> **Görevler ve alıştırmalar**
- a) Ahıska Türkleri yazısına göre Moskova'daki Ahıska Türkleri'nin başkanı, davasını anlatmak için neden yazara başvuruyor? Yazıdaki gerekçeyi bir iki cümleyle açıklayın.
- b) Ahıska Türkleri yazısında, yazarın odasında masasının arkasında asılı olduğunu söylediği şiirin bütün dizelerini sırasıyla yazın.

T ü r k i y e ' n i n   B i r i k i m i

Y A Z A R L A R
Ahıska Türkleri'nin dramı

Avrupa Konseyi'nin Eylül ayı toplantısında, karşıma birisi çıktı, tatlı sert bir ifadeyle;

-Sen Ahıska Türkleri'ni tanıyor musun? Bizim davamızla neden ilgilenmiyorsun?

-Sen kimsin diye sordum.

Ben Moskova'daki Ahıska Türkleri'nin başkanıyım. Buraya davamızı anlatmaya geldik. Polonyalı bir parlamenter tanıdığımıza, davamızı kime anlatalım diye sorduk. Bize seni gösterdiler. Onun için sana soruyorum; Ahıska Türkleri'nin davasını biliyor musun?

Ona; Eğer Türkiye'ye yolun düşerse bana uğra, benim odamda, masamın arkasında asılı bir şiir var. O şiirde diyor ki;

Ahıska bir gül idi gitti
Bir ehli dil idi gitti,
Söyleyin Sultan Mahmud'a
İstanbul kilidi gitti.

> **Kayıtlı veriler**
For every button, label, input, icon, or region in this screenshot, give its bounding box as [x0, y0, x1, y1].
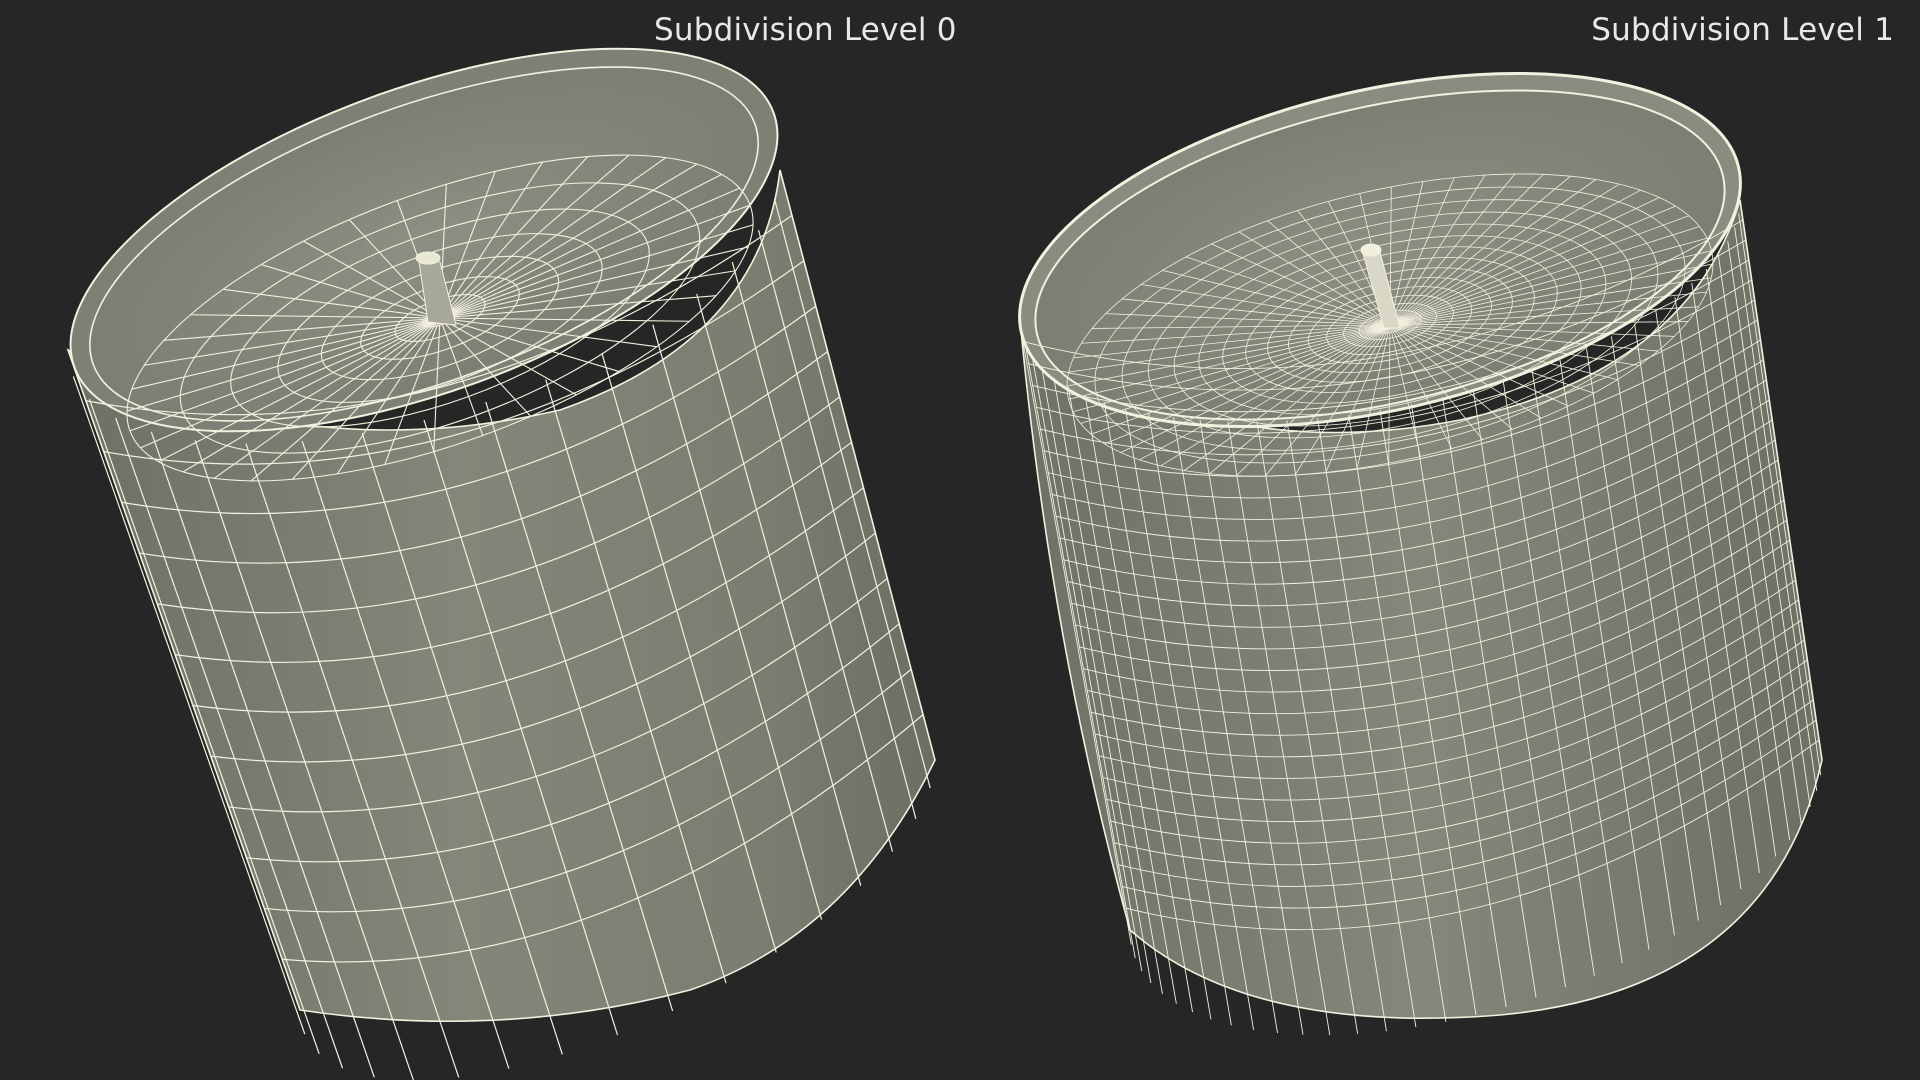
cylinder-level-1 — [1018, 71, 1823, 1036]
render-canvas — [66, 47, 1823, 1080]
subdivision-level-0-label: Subdivision Level 0 — [654, 12, 957, 48]
cylinder-level-0 — [66, 47, 936, 1080]
subdivision-level-1-label: Subdivision Level 1 — [1591, 12, 1894, 48]
viewport: Subdivision Level 0 Subdivision Level 1 — [0, 0, 1920, 1080]
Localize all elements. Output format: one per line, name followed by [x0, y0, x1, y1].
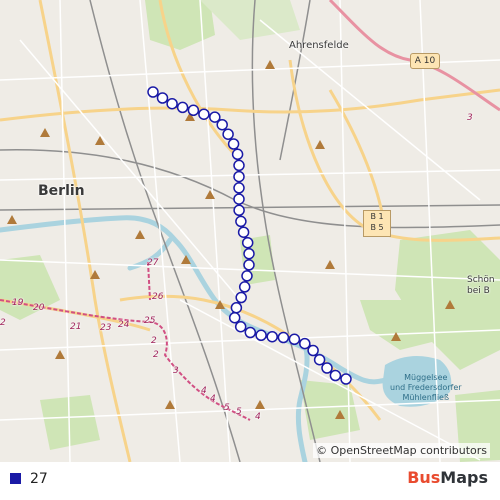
- brand-part-bus: Bus: [407, 468, 441, 487]
- bus-stop-marker[interactable]: [147, 86, 159, 98]
- district-label-ahrensfelde: Ahrensfelde: [289, 40, 349, 51]
- route-number-label: 2: [0, 318, 6, 328]
- bus-stop-marker[interactable]: [228, 311, 241, 324]
- east-label-line2: bei B: [467, 286, 490, 296]
- route-color-swatch: [10, 473, 21, 484]
- bus-stop-marker[interactable]: [233, 193, 245, 205]
- bus-stop-marker[interactable]: [243, 247, 255, 260]
- route-number-label: 4: [255, 412, 261, 422]
- attribution-text: © OpenStreetMap contributors: [316, 444, 487, 457]
- map-attribution[interactable]: © OpenStreetMap contributors: [313, 443, 490, 458]
- bus-stop-marker[interactable]: [238, 281, 251, 293]
- route-number-label: 4: [201, 386, 207, 396]
- east-label-line1: Schön: [467, 275, 495, 285]
- route-number-label: 3: [467, 113, 473, 123]
- bus-stop-marker[interactable]: [235, 291, 247, 304]
- bus-stop-marker[interactable]: [277, 331, 290, 344]
- bus-stop-marker[interactable]: [166, 97, 178, 110]
- city-label-berlin: Berlin: [38, 183, 85, 199]
- district-label-east: Schön bei B: [467, 275, 495, 297]
- bus-stop-marker[interactable]: [307, 344, 319, 357]
- lake-label: Müggelsee und Fredersdorfer Mühlenfließ: [390, 373, 462, 403]
- bus-stop-marker[interactable]: [329, 369, 342, 382]
- bus-stop-marker[interactable]: [187, 104, 200, 117]
- route-number-label: 4: [210, 394, 216, 404]
- route-number-label: 26: [152, 292, 164, 302]
- bus-stop-marker[interactable]: [266, 330, 278, 343]
- bus-stop-marker[interactable]: [235, 215, 247, 228]
- bus-stop-marker[interactable]: [234, 320, 247, 333]
- legend-footer: 27 BusMaps: [0, 462, 500, 500]
- bus-stop-marker[interactable]: [340, 373, 352, 385]
- bus-stop-marker[interactable]: [241, 236, 254, 249]
- bus-stop-marker[interactable]: [299, 337, 311, 350]
- bus-stop-marker[interactable]: [233, 204, 245, 217]
- bus-stop-marker[interactable]: [233, 182, 245, 194]
- lake-label-line1: Müggelsee: [404, 373, 448, 382]
- route-number-label: 21: [70, 322, 82, 332]
- brand-part-maps: Maps: [440, 468, 488, 487]
- bus-stop-marker[interactable]: [176, 101, 189, 114]
- route-number-label: 2: [151, 336, 157, 346]
- route-label: 27: [30, 471, 48, 487]
- route-number-label: 27: [147, 258, 159, 268]
- bus-stop-marker[interactable]: [216, 118, 228, 131]
- route-number-label: 20: [33, 303, 45, 313]
- road-shield-a10: A 10: [410, 53, 440, 69]
- road-shield-b1-b5: B 1 B 5: [363, 210, 391, 237]
- bus-stop-marker[interactable]: [255, 329, 267, 342]
- route-number-label: 2: [153, 350, 159, 360]
- bus-stop-marker[interactable]: [313, 353, 326, 366]
- bus-stop-marker[interactable]: [237, 226, 250, 238]
- bus-stop-marker[interactable]: [222, 128, 234, 140]
- bus-stop-marker[interactable]: [288, 333, 301, 346]
- route-number-label: 5: [236, 407, 242, 417]
- bus-stop-marker[interactable]: [321, 362, 333, 374]
- bus-stop-marker[interactable]: [233, 170, 245, 183]
- route-number-label: 25: [144, 316, 156, 326]
- map-view[interactable]: Berlin Ahrensfelde Schön bei B Müggelsee…: [0, 0, 500, 462]
- bus-stop-marker[interactable]: [244, 326, 257, 339]
- lake-label-line3: Mühlenfließ: [402, 393, 450, 402]
- bus-stop-marker[interactable]: [233, 159, 245, 172]
- busmaps-logo[interactable]: BusMaps: [407, 468, 488, 487]
- bus-stop-marker[interactable]: [156, 92, 169, 104]
- bus-stop-marker[interactable]: [227, 138, 240, 150]
- route-number-label: 3: [173, 366, 179, 376]
- lake-label-line2: und Fredersdorfer: [390, 383, 462, 392]
- route-number-label: 24: [118, 320, 130, 330]
- route-number-label: 23: [100, 323, 112, 333]
- bus-stop-marker[interactable]: [230, 301, 243, 314]
- bus-stop-marker[interactable]: [241, 270, 253, 282]
- bus-stop-marker[interactable]: [243, 259, 255, 271]
- route-number-label: 19: [12, 298, 24, 308]
- bus-stop-marker[interactable]: [198, 108, 210, 120]
- route-number-label: 5: [224, 403, 230, 413]
- shield-line2: B 5: [370, 223, 384, 232]
- shield-line1: B 1: [370, 212, 384, 221]
- bus-stop-marker[interactable]: [231, 148, 244, 161]
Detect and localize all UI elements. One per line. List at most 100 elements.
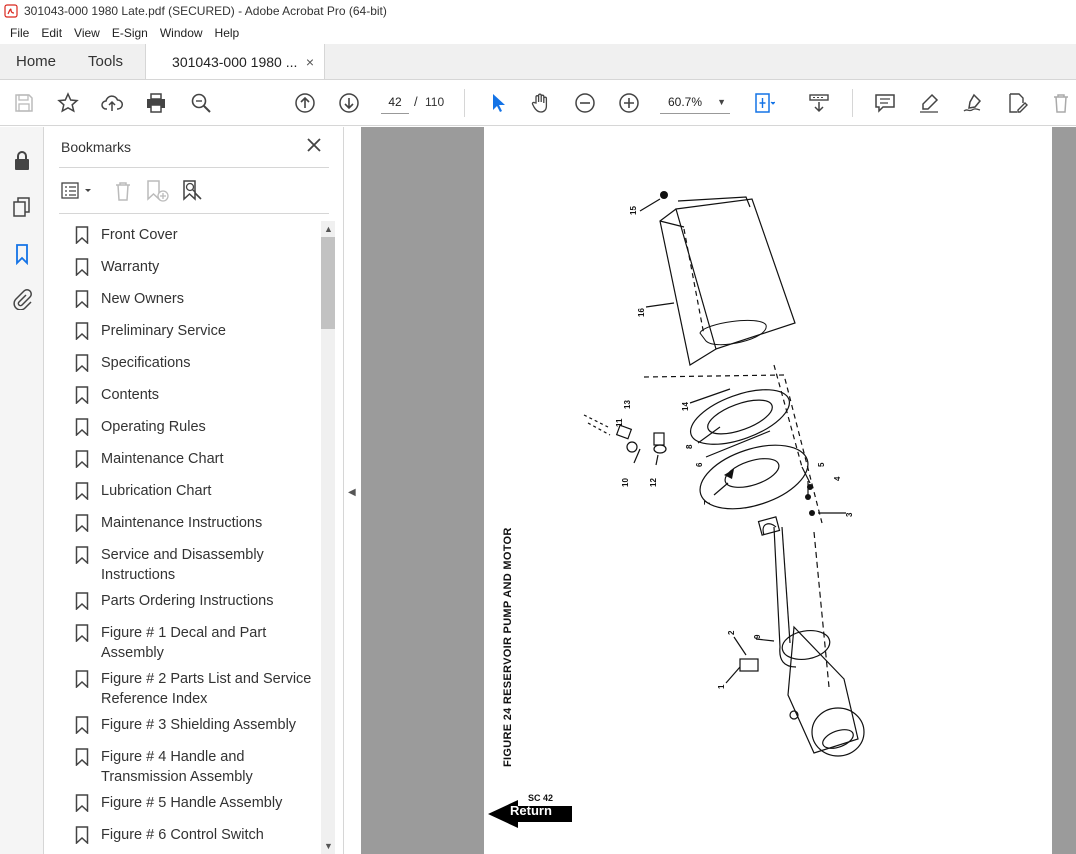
menu-window[interactable]: Window <box>154 26 209 40</box>
find-bookmark-button[interactable] <box>181 179 207 203</box>
tab-document[interactable]: 301043-000 1980 ... × <box>145 44 326 79</box>
attachment-icon[interactable] <box>10 287 34 311</box>
previous-page-icon[interactable] <box>293 91 317 115</box>
bookmark-icon <box>75 386 89 404</box>
document-tab-label: 301043-000 1980 ... <box>172 53 298 70</box>
bookmark-label: Lubrication Chart <box>101 483 212 499</box>
bookmark-item[interactable]: Front Cover <box>75 225 321 245</box>
bookmark-label: Figure # 1 Decal and Part Assembly <box>101 625 267 661</box>
select-cursor-icon[interactable] <box>486 91 510 115</box>
tab-home[interactable]: Home <box>0 44 72 79</box>
callout-label: 7 <box>703 500 712 505</box>
bookmark-label: Specifications <box>101 355 191 371</box>
callout-label: 8 <box>685 444 694 449</box>
toolbar-divider <box>464 89 465 117</box>
window-title: 301043-000 1980 Late.pdf (SECURED) - Ado… <box>24 4 387 18</box>
bookmark-icon <box>75 450 89 468</box>
edit-pdf-icon[interactable] <box>1005 91 1029 115</box>
bookmark-label: Figure # 4 Handle and Transmission Assem… <box>101 749 253 785</box>
bookmark-label: Maintenance Chart <box>101 451 224 467</box>
list-options-icon <box>61 182 91 199</box>
callout-label: 3 <box>845 512 854 517</box>
callout-label: 2 <box>727 630 736 635</box>
tab-tools[interactable]: Tools <box>72 44 139 79</box>
scroll-up-icon[interactable]: ▲ <box>324 224 333 234</box>
page-fit-icon[interactable] <box>752 91 776 115</box>
delete-bookmark-button[interactable] <box>113 179 133 203</box>
acrobat-icon <box>4 4 18 18</box>
menu-file[interactable]: File <box>4 26 35 40</box>
lock-icon[interactable] <box>10 149 34 173</box>
hand-tool-icon[interactable] <box>529 91 553 115</box>
comment-icon[interactable] <box>873 91 897 115</box>
menu-view[interactable]: View <box>68 26 106 40</box>
callout-label: 11 <box>615 418 624 427</box>
menu-bar: File Edit View E-Sign Window Help <box>0 22 1076 44</box>
scroll-mode-icon[interactable] <box>807 91 831 115</box>
bookmark-item[interactable]: Specifications <box>75 353 321 373</box>
collapse-panel-icon[interactable]: ◀ <box>348 487 356 498</box>
callout-label: 13 <box>623 400 632 409</box>
close-panel-icon[interactable] <box>306 137 322 153</box>
zoom-out-icon[interactable] <box>573 91 597 115</box>
bookmark-item[interactable]: Maintenance Instructions <box>75 513 321 533</box>
scrollbar-thumb[interactable] <box>321 237 335 329</box>
bookmark-item[interactable]: Figure # 6 Control Switch <box>75 825 321 845</box>
panel-divider <box>59 213 329 214</box>
bookmark-item[interactable]: Figure # 2 Parts List and Service Refere… <box>75 669 321 709</box>
star-icon[interactable] <box>56 91 80 115</box>
callout-label: 9 <box>753 634 762 639</box>
bookmark-options-button[interactable] <box>61 179 95 203</box>
menu-edit[interactable]: Edit <box>35 26 68 40</box>
page-total: 110 <box>425 95 445 109</box>
menu-help[interactable]: Help <box>209 26 246 40</box>
pdf-page: 15 16 14 13 11 8 6 10 12 5 4 3 7 2 9 1 F… <box>484 127 1052 854</box>
bookmark-label: Figure # 2 Parts List and Service Refere… <box>101 671 312 707</box>
bookmark-panel-icon[interactable] <box>10 242 34 266</box>
bookmark-item[interactable]: Preliminary Service <box>75 321 321 341</box>
scroll-down-icon[interactable]: ▼ <box>324 841 333 851</box>
return-link[interactable]: Return <box>510 803 552 818</box>
bookmark-item[interactable]: Parts Ordering Instructions <box>75 591 321 611</box>
bookmark-icon <box>75 592 89 610</box>
bookmark-item[interactable]: Operating Rules <box>75 417 321 437</box>
bookmark-icon <box>75 670 89 688</box>
page-number-input[interactable]: 42 <box>381 90 409 114</box>
zoom-select[interactable]: 60.7% ▼ <box>660 90 730 114</box>
close-tab-icon[interactable]: × <box>306 54 314 70</box>
bookmark-item[interactable]: Maintenance Chart <box>75 449 321 469</box>
bookmark-item[interactable]: Figure # 3 Shielding Assembly <box>75 715 321 735</box>
next-page-icon[interactable] <box>337 91 361 115</box>
zoom-in-icon[interactable] <box>617 91 641 115</box>
chevron-down-icon: ▼ <box>717 97 726 107</box>
new-bookmark-button[interactable] <box>145 179 171 203</box>
print-icon[interactable] <box>144 91 168 115</box>
bookmark-icon <box>75 482 89 500</box>
bookmark-label: Service and Disassembly Instructions <box>101 547 264 583</box>
bookmark-item[interactable]: Figure # 5 Handle Assembly <box>75 793 321 813</box>
bookmark-item[interactable]: Figure # 1 Decal and Part Assembly <box>75 623 321 663</box>
bookmark-item[interactable]: New Owners <box>75 289 321 309</box>
bookmark-icon <box>75 322 89 340</box>
callout-label: 6 <box>695 462 704 467</box>
find-bookmark-icon <box>183 180 202 201</box>
panel-splitter[interactable]: ◀ <box>343 127 361 854</box>
zoom-value: 60.7% <box>668 95 703 109</box>
zoom-search-icon[interactable] <box>189 91 213 115</box>
bookmark-item[interactable]: Contents <box>75 385 321 405</box>
bookmarks-panel: Bookmarks Front Cover Warranty New Owner… <box>45 127 343 854</box>
bookmark-item[interactable]: Lubrication Chart <box>75 481 321 501</box>
bookmark-item[interactable]: Service and Disassembly Instructions <box>75 545 321 585</box>
bookmark-icon <box>75 258 89 276</box>
upload-cloud-icon[interactable] <box>100 91 124 115</box>
bookmark-item[interactable]: Warranty <box>75 257 321 277</box>
bookmark-item[interactable]: Figure # 4 Handle and Transmission Assem… <box>75 747 321 787</box>
delete-icon[interactable] <box>1049 91 1073 115</box>
highlight-pen-icon[interactable] <box>917 91 941 115</box>
menu-esign[interactable]: E-Sign <box>106 26 154 40</box>
sign-pen-icon[interactable] <box>961 91 985 115</box>
document-viewer[interactable]: 15 16 14 13 11 8 6 10 12 5 4 3 7 2 9 1 F… <box>361 127 1076 854</box>
save-icon[interactable] <box>12 91 36 115</box>
page-thumbnails-icon[interactable] <box>10 195 34 219</box>
bookmark-icon <box>75 514 89 532</box>
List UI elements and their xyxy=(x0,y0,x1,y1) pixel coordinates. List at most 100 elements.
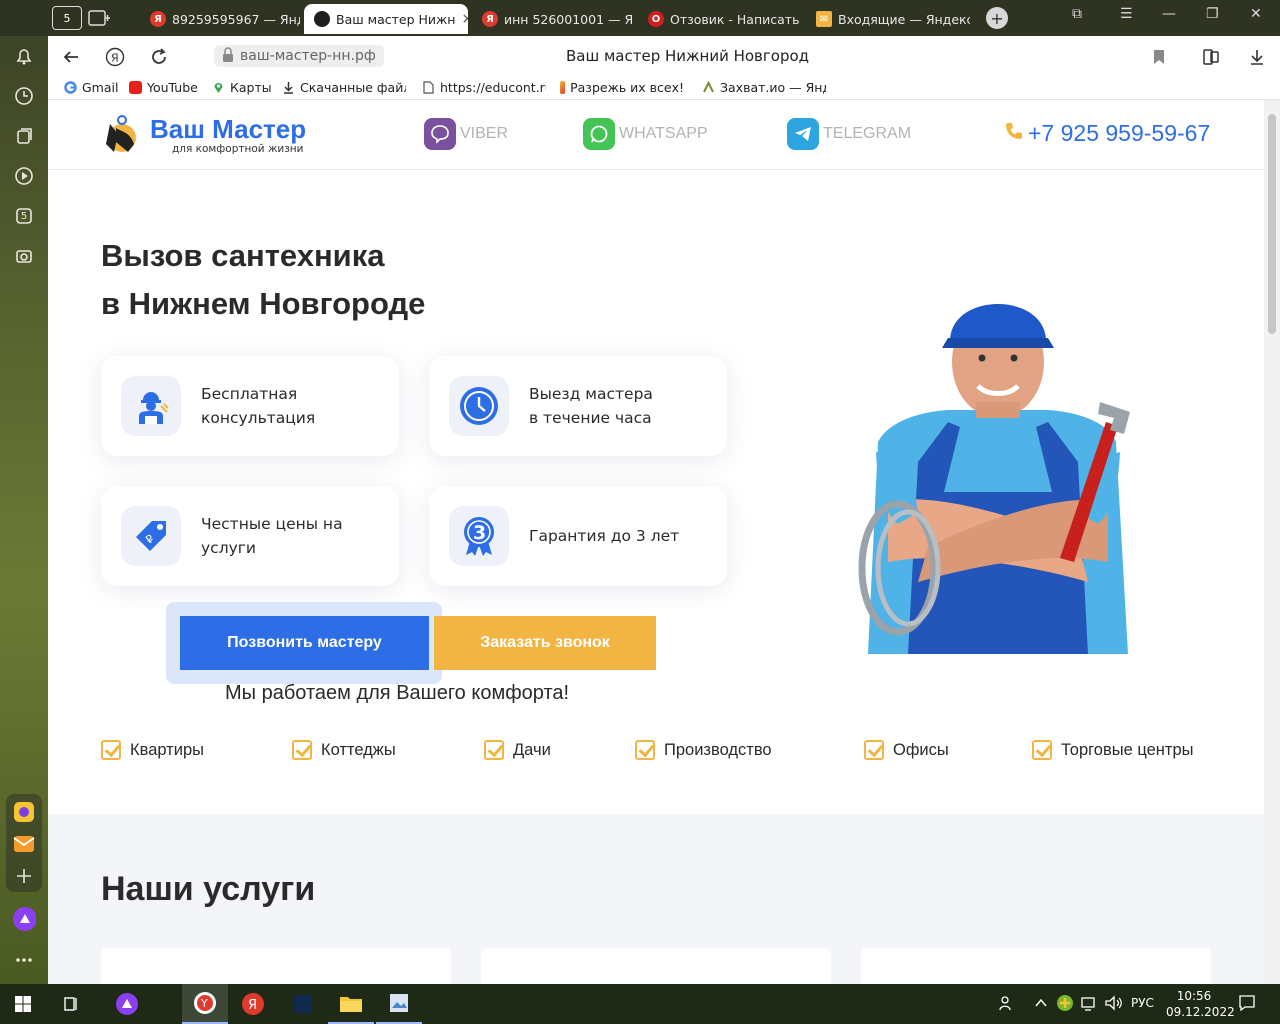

> **Beklenen sonuçlar**
- a) Ahıska Türkleri, Polonyalı bir parlamenter tanıdıklarına davalarını kime anlatmaları gerektiğini sormuş. O da onlara yazarı göstermiş.

- b)
Ahıska bir gül idi gitti
Bir ehli dil idi gitti,
Söyleyin Sultan Mahmud'a
İstanbul kilidi gitti.